▶ _INSTRUCTIONS FOR THE TASK_:
In the records below, locate the line containing "Transcribe the text in this document.", then output that line and all later lines exactly, through the last one.

▶ _Recorded data_:
##########

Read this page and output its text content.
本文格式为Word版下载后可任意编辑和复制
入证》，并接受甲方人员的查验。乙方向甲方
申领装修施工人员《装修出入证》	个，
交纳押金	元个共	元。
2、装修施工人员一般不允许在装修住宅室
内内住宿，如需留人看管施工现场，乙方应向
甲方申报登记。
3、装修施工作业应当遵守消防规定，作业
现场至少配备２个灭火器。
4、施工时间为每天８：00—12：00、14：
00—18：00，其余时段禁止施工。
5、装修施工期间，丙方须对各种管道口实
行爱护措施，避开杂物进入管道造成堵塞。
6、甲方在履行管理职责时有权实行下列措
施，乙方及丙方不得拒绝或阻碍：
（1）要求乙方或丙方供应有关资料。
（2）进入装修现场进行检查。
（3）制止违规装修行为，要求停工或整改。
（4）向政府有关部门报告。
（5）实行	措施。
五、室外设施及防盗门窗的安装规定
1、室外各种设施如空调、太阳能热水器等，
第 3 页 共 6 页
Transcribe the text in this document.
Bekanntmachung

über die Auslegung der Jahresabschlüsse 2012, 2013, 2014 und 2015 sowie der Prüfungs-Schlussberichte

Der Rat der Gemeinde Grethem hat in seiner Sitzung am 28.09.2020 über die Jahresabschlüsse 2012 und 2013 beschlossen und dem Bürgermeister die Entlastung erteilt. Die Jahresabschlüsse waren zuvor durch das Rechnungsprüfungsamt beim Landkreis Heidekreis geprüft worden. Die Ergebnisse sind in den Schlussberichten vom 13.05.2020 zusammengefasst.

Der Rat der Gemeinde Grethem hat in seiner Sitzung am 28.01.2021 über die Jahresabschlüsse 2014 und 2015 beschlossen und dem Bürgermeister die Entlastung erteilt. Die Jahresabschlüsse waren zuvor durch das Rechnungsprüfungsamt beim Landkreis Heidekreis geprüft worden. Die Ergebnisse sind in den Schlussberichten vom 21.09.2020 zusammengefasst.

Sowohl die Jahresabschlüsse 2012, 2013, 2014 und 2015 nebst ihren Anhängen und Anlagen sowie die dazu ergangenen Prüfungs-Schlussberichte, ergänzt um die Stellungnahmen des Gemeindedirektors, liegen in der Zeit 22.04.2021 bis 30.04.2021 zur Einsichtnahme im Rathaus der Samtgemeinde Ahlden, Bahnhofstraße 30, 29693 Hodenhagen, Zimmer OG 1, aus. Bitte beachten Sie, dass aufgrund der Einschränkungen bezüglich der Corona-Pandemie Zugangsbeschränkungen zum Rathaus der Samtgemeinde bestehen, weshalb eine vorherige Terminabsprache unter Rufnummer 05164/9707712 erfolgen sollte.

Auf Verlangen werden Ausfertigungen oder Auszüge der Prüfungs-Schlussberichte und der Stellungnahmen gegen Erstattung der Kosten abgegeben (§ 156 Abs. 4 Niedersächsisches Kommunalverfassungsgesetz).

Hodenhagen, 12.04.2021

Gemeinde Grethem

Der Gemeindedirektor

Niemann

##########

▶ _WRITTEN SOLUTION_:
Transcribe the text in this document.
Bekanntmachung

über die Auslegung der Jahresabschlüsse 2012, 2013, 2014 und 2015 sowie der Prüfungs-Schlussberichte

Der Rat der Gemeinde Grethem hat in seiner Sitzung am 28.09.2020 über die Jahresabschlüsse 2012 und 2013 beschlossen und dem Bürgermeister die Entlastung erteilt. Die Jahresabschlüsse waren zuvor durch das Rechnungsprüfungsamt beim Landkreis Heidekreis geprüft worden. Die Ergebnisse sind in den Schlussberichten vom 13.05.2020 zusammengefasst.

Der Rat der Gemeinde Grethem hat in seiner Sitzung am 28.01.2021 über die Jahresabschlüsse 2014 und 2015 beschlossen und dem Bürgermeister die Entlastung erteilt. Die Jahresabschlüsse waren zuvor durch das Rechnungsprüfungsamt beim Landkreis Heidekreis geprüft worden. Die Ergebnisse sind in den Schlussberichten vom 21.09.2020 zusammengefasst.

Sowohl die Jahresabschlüsse 2012, 2013, 2014 und 2015 nebst ihren Anhängen und Anlagen sowie die dazu ergangenen Prüfungs-Schlussberichte, ergänzt um die Stellungnahmen des Gemeindedirektors, liegen in der Zeit 22.04.2021 bis 30.04.2021 zur Einsichtnahme im Rathaus der Samtgemeinde Ahlden, Bahnhofstraße 30, 29693 Hodenhagen, Zimmer OG 1, aus. Bitte beachten Sie, dass aufgrund der Einschränkungen bezüglich der Corona-Pandemie Zugangsbeschränkungen zum Rathaus der Samtgemeinde bestehen, weshalb eine vorherige Terminabsprache unter Rufnummer 05164/9707712 erfolgen sollte.

Auf Verlangen werden Ausfertigungen oder Auszüge der Prüfungs-Schlussberichte und der Stellungnahmen gegen Erstattung der Kosten abgegeben (§ 156 Abs. 4 Niedersächsisches Kommunalverfassungsgesetz).

Hodenhagen, 12.04.2021

Gemeinde Grethem

Der Gemeindedirektor

Niemann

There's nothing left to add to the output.